On se souvient que Robert WYATT avait déjà officiellement déclaré que « le meilleur de SOFT MACHINE se trouve rarement sur les albums », sous-entendant que le groupe était meilleur sur scène. Il est tout récemment revenu sur le sujet en déclarant à un célèbre spécialiste français de la musique de l’école « canterburyenne » : « Soyons clairs : les choix de production, de mixage et de montage des pièces opérés à l’époque, qui nous ont fait passer pour des révolutionnaires, sont aujourd’hui complètement ringards et, il faut bien le dire, inécoutables. Il n’est que d’écouter Facelift pour se rendre compte du sabotage auditif ! Mais le mal a aussi touché les autres morceaux, Slightly all the Time et Out-Bloody-Rageous, que même une remastérisation avertie ne peuvent sauver du gouffre ! Et je ne parle pas des interprétations ! La faute en incombe à chacun des musiciens, qui s’est cru plus talentueux que l’autre à composer et à enregistrer ces musiques, alors que ce n’était clairement pas le cas. »
C’est ainsi que l’idée est venue à l’ancien fondateur de SOFT MACHINE de proposer un nouveau « mix » des quatre compositions de Third en se servant d’anciens enregistrements live, plus à même selon lui d’illustrer la véritable intention artistique du groupe. Il aurait de plus lâché un scoop retentissant : « J’ai écrit Third. Pas seulement la face avec Moon in June, mais tout l’album. Débarrassons-nous de toutes ces conneries de « nous » ! Bien sûr nous étions un groupe, nous étions quatre, nous avons tous contribué — mais c’est mon projet et je l’ai écrit ! Au départ, j’avais composé des thèmes et même écrit des textes pour chacune des pièces de l’album, mais dont les autres n’ont pas voulu. Alors ces pièces sont restées instrumentales, à moitié faites, sauf Moon in June, que j’ai réussi à sauver. De toute façon, Elton, Mike et Hugh ne savaient pas écrire de chansons, ils n’avaient rien à dire. Ce ne sont pas des artistes ! Ils n’ont pas d’idées, aucun d’entre eux. Ils n’en ont jamais eu, et ça me rend fou ! Ce n’est pas par hasard si c’est le seul morceau chanté, Moon in June, qui est le plus apprécié des fans, et même des autres ! »

EXERCICE ÉCRIT A: Recopiez mot pour mot les enregistrements ci-dessous, en partant de leur première ligne et en vous arrêtant après la ligne qui contient « square-g8[interactable]: ♚ — », celle-ci comprise.

DONNÉES EXTRAITES:
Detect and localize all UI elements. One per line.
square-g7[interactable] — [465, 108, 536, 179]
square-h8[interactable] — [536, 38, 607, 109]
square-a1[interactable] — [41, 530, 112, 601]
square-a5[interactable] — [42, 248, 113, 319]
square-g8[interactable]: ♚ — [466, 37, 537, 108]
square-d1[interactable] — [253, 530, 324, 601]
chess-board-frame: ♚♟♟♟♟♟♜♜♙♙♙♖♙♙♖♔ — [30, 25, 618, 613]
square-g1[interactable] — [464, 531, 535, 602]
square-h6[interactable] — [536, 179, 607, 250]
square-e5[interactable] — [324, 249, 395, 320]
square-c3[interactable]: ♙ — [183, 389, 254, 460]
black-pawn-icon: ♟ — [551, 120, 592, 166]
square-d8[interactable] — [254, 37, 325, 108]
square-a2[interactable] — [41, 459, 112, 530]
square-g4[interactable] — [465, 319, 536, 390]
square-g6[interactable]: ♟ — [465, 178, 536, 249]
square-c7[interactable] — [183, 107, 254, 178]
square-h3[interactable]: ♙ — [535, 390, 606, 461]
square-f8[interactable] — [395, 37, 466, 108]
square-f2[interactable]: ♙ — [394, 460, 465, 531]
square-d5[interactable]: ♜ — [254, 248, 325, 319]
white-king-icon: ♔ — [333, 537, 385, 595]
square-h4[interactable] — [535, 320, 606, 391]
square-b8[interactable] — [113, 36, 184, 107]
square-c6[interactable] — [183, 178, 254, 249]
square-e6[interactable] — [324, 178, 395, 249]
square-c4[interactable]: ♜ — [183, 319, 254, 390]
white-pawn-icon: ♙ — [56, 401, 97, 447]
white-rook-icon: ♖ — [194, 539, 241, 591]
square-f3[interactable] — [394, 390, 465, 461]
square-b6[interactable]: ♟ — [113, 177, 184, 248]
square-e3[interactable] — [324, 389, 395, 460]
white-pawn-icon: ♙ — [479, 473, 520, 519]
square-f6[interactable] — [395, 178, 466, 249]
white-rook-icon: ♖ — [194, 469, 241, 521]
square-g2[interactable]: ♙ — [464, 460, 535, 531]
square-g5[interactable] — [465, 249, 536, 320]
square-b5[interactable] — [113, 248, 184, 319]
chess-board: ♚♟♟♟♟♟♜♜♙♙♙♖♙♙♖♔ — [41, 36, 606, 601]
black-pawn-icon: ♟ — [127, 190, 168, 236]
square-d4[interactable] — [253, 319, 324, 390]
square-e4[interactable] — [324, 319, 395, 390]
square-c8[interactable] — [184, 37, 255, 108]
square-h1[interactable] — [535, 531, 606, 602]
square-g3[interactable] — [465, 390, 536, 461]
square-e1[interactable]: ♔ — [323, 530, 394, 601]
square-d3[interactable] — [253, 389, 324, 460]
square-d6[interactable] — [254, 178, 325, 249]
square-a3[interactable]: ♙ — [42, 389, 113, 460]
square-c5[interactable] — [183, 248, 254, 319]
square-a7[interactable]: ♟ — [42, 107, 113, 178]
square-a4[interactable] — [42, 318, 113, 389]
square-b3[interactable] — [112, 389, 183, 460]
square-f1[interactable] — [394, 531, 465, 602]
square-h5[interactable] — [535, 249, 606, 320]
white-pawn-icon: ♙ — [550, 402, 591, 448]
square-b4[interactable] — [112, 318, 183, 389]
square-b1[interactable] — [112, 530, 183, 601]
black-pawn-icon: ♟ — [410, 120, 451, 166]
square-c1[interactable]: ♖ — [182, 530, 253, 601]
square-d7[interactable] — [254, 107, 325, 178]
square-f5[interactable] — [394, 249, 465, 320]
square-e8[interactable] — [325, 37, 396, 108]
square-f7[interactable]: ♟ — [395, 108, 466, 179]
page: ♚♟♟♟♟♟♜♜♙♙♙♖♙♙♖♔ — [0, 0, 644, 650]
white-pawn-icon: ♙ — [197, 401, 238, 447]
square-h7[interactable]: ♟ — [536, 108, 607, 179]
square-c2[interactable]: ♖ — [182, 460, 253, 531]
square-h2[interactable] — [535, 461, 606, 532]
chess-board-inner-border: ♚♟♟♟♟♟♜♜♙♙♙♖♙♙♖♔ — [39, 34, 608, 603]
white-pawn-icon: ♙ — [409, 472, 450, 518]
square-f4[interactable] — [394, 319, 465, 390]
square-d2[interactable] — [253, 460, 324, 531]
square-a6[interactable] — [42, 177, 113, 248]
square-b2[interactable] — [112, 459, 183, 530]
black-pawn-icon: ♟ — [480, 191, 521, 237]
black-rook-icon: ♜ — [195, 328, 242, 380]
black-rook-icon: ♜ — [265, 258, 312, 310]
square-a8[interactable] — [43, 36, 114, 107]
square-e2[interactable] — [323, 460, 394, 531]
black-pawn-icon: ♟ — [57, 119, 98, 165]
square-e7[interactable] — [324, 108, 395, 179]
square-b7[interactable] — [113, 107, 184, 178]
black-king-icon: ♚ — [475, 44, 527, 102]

EXERCICE ÉCRIT B: Pouvez-vous poursuivre le texte sur Robert Wyatt et Soft Machine à partir de sa dernière phrase ?

RÉSULTAT A:
Detect and localize all UI elements. One per line.
square-g7[interactable] — [465, 108, 536, 179]
square-h8[interactable] — [536, 38, 607, 109]
square-a1[interactable] — [41, 530, 112, 601]
square-a5[interactable] — [42, 248, 113, 319]
square-g8[interactable]: ♚ — [466, 37, 537, 108]

RÉSULTAT B:
Toutefois, compte tenu du tollé sur les réseaux sociaux qu’ont provoqué ses dires, le musicien aurait depuis nuancé sa position en reconnaissant que sa nouvelle version n’était « pas un remplacement de l’original, qui évidemment, est irremplaçable, mais une façon pour moi de regarder cette époque charnière dans les yeux de l’homme que j’étais au moment où le disque est sorti. C’est également une façon pour moi d’honorer un enregistrement dont Mike, Hugh, Elton et moi avons le droit d’être fiers. Pour cette nouvelle version, je me suis servi de bandes live auxquelles j’ai ajouté ma voix pour chanter les textes que j’avais écrits à l’origine, avant qu’ils soient rejetés. Je suis actuellement en train de finaliser le mix. Ça rend vraiment bien, et je suis impatient que tout le monde l’entende. »
Contre toute attente, Mike RATLEDGE, l’ancien organiste de SOFT MACHINE, a eu l’honneur d’écouter en avant-première le travail de remixage de Robert WYATT et a révélé avoir aimé le résultat.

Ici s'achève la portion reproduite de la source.